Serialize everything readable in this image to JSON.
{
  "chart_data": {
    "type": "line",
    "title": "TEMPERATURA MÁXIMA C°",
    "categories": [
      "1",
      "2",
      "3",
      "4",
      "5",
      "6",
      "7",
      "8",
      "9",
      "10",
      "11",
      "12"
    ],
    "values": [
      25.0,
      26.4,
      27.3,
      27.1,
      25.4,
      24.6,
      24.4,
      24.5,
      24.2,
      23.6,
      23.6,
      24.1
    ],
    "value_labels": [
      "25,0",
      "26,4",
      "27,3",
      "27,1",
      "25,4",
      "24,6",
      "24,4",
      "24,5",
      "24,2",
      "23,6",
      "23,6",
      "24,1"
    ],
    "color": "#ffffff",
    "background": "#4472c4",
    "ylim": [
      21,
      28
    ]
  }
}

********************

• Task goal
All of the entries must be quoted exactly; please include each one.

• Expected answer
Serialize everything readable in this image to JSON.
{
  "chart_data": {
    "type": "line",
    "title": "TEMPERATURA MÁXIMA C°",
    "categories": [
      "1",
      "2",
      "3",
      "4",
      "5",
      "6",
      "7",
      "8",
      "9",
      "10",
      "11",
      "12"
    ],
    "values": [
      25.0,
      26.4,
      27.3,
      27.1,
      25.4,
      24.6,
      24.4,
      24.5,
      24.2,
      23.6,
      23.6,
      24.1
    ],
    "value_labels": [
      "25,0",
      "26,4",
      "27,3",
      "27,1",
      "25,4",
      "24,6",
      "24,4",
      "24,5",
      "24,2",
      "23,6",
      "23,6",
      "24,1"
    ],
    "color": "#ffffff",
    "background": "#4472c4",
    "ylim": [
      21,
      28
    ]
  }
}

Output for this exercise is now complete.